** 課題文 **
マニュアルを書き換えたり(またはトークン設計を変更したり)することで、企画と実行はお互いに影響し進化できるくらいの距離感です。
企画機能と実行機能は一定分離されるものの、完全機械化やコンピュータプログラム化よりも柔軟で、学習し続けられるという点が魅力です。
経営者が他責にしずらい
蛇足ですが、その他のメリットとして、経営者が他責にしずらいということがあると思います。
純粋無垢な学生を登用して、マニュアルを整備してなお問題が起きるとしたらそれは設計者である、経営者の責任です。
もし学生がマニュアルを読まずに事故が起きた場合は、マニュアルを読んでもらうためのマニュアルを記述するか、マニュアルを読む人だけを採用するか、マニュアルを読まずにはいられない仕組みを導入すると思います。
よくある誤解
ここまで読んでいただき、この「プログラマティック組織」を導入したいと思った場合に(そんな人がいるかわからないけど)、念の為以下のような感想が生まれていないかテストしてみて下さい。
もし以下のような感想(や質問)が生まれていたら、この方式は向いていないので別の方式を採られることをオススメします。。
「最近の学生は優秀ですね」
(うすうす伝わったかもしれませんが、)いま時点で、結果として「中途採用や新卒採用よりも現役学生の方が人材要件に合っている」というだけですので、「最近の学生が昔よりも優秀だから(以前は考えられなかった)学生インターンという新しい選択肢がある」と考えて学生を積極登用しているわけではありません。
「優秀な学生をどう採用しているんですか?」

** 作業の要件 **
A. 課題文によると、マニュアルを整備してもなお問題が起きた場合、それは誰の責任ですか？
B. 記録全体で「Yes/No」を「Y/N」に置き換え、ほかは一切変えずに書き直してください。
課題文と記録は、それぞれ別の出典に由来します。

** 提供された情報 **

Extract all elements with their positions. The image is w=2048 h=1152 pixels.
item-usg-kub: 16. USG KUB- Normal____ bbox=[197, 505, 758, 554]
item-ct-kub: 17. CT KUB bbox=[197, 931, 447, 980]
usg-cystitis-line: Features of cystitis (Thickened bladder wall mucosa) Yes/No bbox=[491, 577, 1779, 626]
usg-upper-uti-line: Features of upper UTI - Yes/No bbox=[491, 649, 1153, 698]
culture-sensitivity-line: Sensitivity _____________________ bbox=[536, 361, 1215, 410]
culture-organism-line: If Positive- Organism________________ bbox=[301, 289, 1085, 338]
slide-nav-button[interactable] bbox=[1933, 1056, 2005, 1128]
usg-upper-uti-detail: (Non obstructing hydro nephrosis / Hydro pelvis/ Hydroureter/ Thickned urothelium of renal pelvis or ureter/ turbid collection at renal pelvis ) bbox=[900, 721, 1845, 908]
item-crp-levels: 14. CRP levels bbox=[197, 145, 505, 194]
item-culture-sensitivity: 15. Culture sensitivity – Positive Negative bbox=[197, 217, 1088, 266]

** 提示された回答 **
A. 設計者である経営者の責任です。

B.
Extract all elements with their positions. The image is w=2048 h=1152 pixels.
item-usg-kub: 16. USG KUB- Normal____ bbox=[197, 505, 758, 554]
item-ct-kub: 17. CT KUB bbox=[197, 931, 447, 980]
usg-cystitis-line: Features of cystitis (Thickened bladder wall mucosa) Y/N bbox=[491, 577, 1779, 626]
usg-upper-uti-line: Features of upper UTI - Y/N bbox=[491, 649, 1153, 698]
culture-sensitivity-line: Sensitivity _____________________ bbox=[536, 361, 1215, 410]
culture-organism-line: If Positive- Organism________________ bbox=[301, 289, 1085, 338]
slide-nav-button[interactable] bbox=[1933, 1056, 2005, 1128]
usg-upper-uti-detail: (Non obstructing hydro nephrosis / Hydro pelvis/ Hydroureter/ Thickned urothelium of renal pelvis or ureter/ turbid collection at renal pelvis ) bbox=[900, 721, 1845, 908]
item-crp-levels: 14. CRP levels bbox=[197, 145, 505, 194]
item-culture-sensitivity: 15. Culture sensitivity – Positive Negative bbox=[197, 217, 1088, 266]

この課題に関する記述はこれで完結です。